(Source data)

* * * * * * *

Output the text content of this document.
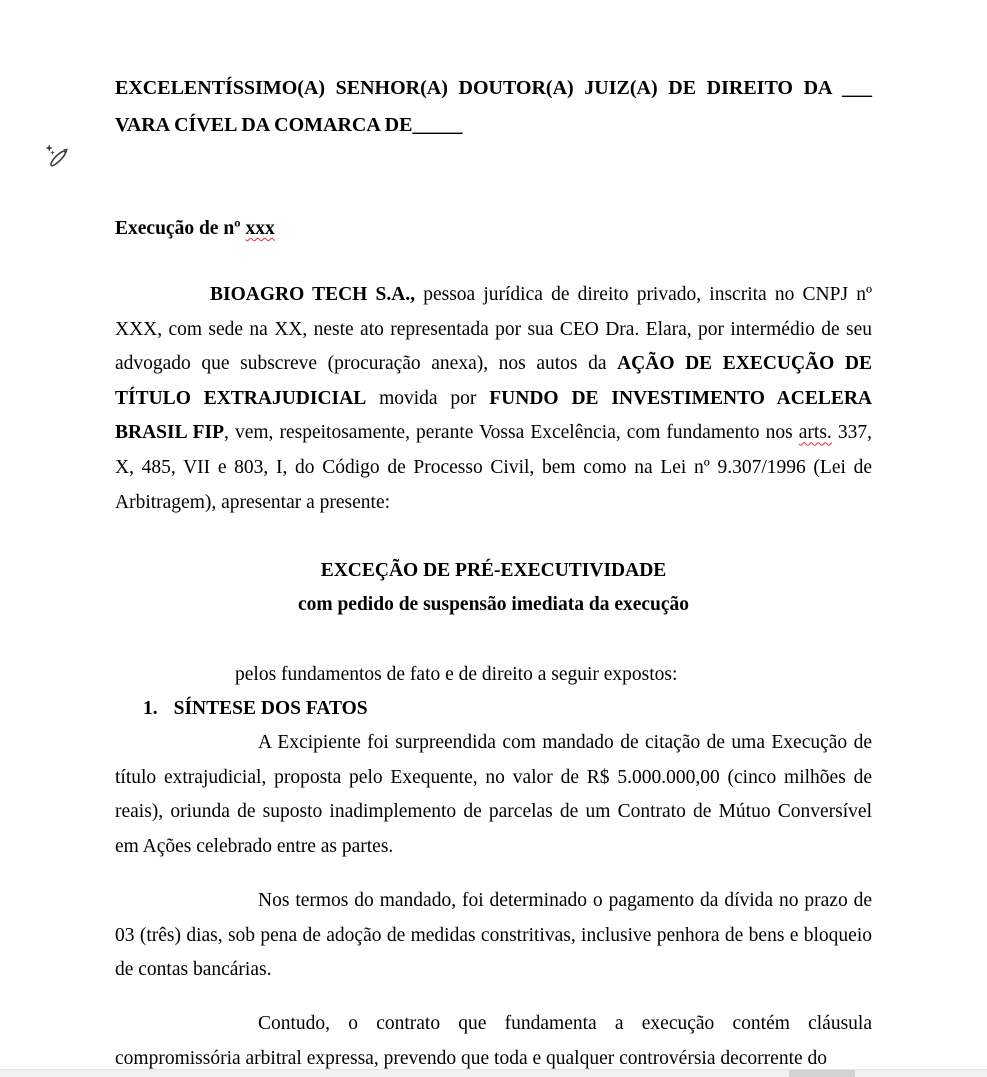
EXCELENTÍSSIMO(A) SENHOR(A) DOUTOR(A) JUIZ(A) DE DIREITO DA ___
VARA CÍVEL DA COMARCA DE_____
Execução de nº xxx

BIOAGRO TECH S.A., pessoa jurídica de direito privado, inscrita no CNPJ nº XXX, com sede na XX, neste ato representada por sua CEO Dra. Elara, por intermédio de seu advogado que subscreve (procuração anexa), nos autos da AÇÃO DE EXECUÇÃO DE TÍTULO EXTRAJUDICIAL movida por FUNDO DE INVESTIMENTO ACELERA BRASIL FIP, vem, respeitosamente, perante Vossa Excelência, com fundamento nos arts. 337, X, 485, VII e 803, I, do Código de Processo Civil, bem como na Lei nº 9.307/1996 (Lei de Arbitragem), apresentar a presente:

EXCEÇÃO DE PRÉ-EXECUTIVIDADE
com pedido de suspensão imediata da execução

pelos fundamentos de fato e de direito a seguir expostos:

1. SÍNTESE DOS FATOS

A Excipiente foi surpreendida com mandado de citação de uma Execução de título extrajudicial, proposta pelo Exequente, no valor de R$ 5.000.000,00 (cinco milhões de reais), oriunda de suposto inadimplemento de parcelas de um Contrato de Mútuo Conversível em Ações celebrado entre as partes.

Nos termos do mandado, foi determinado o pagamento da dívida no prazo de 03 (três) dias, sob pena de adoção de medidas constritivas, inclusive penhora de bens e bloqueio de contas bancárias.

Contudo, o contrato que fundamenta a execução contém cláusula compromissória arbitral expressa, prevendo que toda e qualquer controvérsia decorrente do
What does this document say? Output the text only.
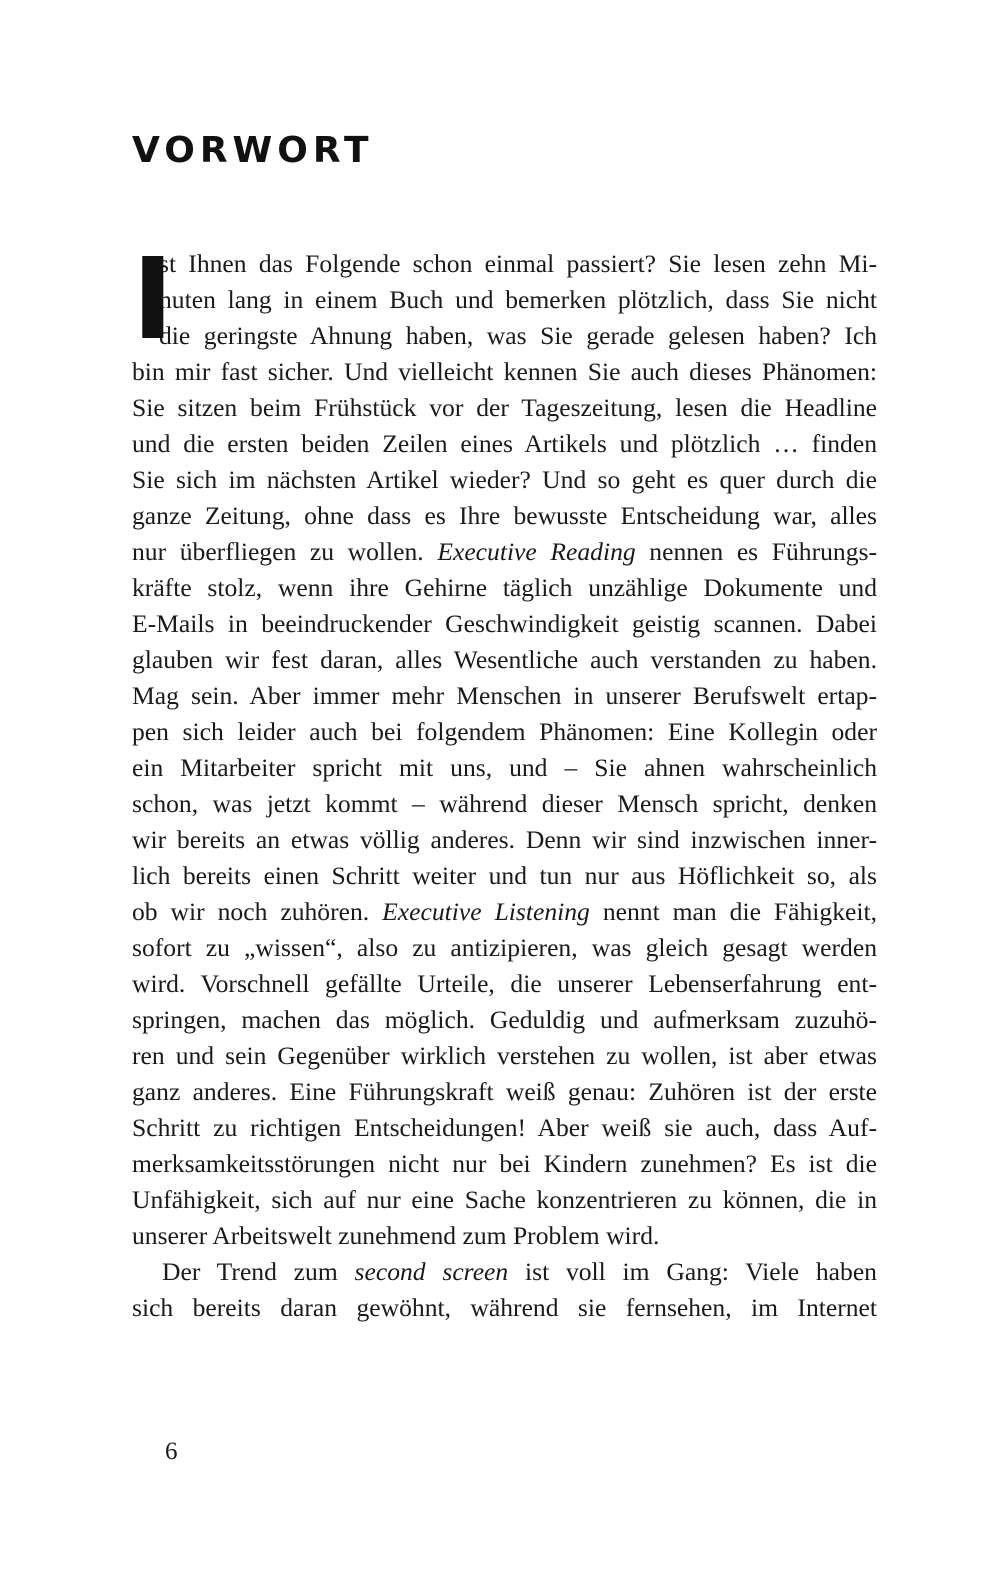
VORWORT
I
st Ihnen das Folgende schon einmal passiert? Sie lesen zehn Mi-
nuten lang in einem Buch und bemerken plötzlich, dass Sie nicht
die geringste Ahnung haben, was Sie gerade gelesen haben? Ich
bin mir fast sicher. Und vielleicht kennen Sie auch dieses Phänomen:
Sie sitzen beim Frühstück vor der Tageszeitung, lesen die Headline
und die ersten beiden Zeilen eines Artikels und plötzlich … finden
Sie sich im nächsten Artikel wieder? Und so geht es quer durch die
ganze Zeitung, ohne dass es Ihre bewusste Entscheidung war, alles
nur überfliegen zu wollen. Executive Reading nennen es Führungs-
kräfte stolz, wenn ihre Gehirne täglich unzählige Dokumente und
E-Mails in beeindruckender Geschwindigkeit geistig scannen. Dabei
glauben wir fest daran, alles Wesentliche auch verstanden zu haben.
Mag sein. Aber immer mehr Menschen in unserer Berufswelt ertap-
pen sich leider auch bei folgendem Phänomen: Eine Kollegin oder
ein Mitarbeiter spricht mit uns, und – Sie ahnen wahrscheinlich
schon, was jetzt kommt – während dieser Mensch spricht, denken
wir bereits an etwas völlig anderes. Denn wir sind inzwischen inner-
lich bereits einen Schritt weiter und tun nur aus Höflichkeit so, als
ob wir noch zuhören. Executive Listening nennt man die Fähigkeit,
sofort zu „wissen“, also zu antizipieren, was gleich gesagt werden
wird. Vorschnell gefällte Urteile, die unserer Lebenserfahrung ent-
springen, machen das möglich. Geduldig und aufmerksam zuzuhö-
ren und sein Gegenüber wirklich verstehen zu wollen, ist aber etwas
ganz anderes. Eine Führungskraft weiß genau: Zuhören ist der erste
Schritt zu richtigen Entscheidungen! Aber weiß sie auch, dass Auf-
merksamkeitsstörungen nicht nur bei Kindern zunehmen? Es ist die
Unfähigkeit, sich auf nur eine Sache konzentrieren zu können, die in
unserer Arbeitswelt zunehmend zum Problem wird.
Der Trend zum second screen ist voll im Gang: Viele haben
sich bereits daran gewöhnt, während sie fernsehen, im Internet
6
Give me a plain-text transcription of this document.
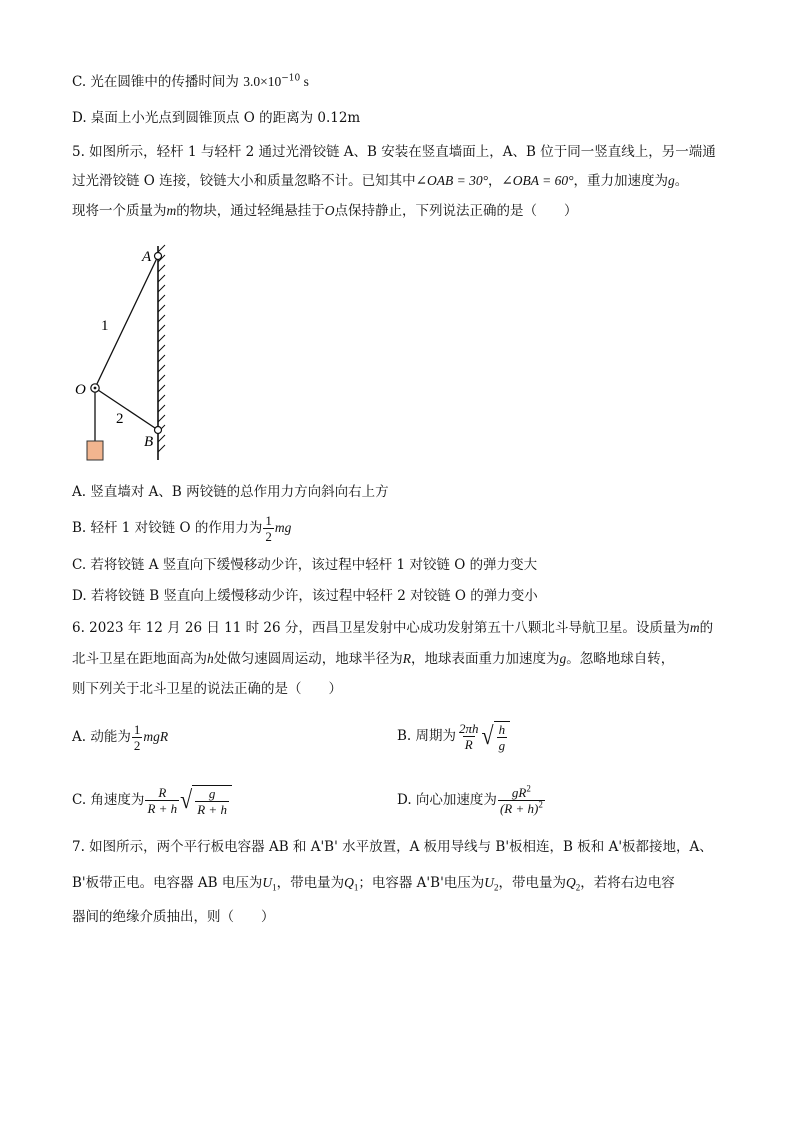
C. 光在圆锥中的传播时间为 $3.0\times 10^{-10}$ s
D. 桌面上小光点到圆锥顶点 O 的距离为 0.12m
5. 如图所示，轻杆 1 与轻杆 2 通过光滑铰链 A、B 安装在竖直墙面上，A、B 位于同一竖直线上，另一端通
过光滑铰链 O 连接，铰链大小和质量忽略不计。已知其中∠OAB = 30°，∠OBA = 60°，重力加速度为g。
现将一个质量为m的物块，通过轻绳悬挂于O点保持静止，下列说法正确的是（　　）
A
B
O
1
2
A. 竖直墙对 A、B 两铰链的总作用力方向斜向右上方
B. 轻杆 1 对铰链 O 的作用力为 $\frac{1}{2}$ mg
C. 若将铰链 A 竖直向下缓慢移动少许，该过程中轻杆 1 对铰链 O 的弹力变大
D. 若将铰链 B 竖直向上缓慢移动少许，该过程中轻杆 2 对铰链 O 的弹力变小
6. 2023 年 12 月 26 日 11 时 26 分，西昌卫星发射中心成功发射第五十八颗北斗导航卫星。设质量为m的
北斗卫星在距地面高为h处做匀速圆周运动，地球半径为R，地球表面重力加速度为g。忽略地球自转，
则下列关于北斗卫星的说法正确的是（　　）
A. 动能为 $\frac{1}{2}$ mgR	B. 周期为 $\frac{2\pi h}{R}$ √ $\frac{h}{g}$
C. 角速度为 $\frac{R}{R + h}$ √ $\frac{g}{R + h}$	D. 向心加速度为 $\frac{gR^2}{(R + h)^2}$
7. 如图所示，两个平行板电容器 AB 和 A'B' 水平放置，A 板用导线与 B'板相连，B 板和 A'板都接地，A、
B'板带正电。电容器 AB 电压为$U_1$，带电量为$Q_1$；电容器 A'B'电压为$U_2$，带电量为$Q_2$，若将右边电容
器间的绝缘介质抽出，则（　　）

* * * * * * *

▶ Requirements
In the records, locate each line holding the string "如图所示" and copy it.

▶ Task output
5. 如图所示，轻杆 1 与轻杆 2 通过光滑铰链 A、B 安装在竖直墙面上，A、B 位于同一竖直线上，另一端通
7. 如图所示，两个平行板电容器 AB 和 A'B' 水平放置，A 板用导线与 B'板相连，B 板和 A'板都接地，A、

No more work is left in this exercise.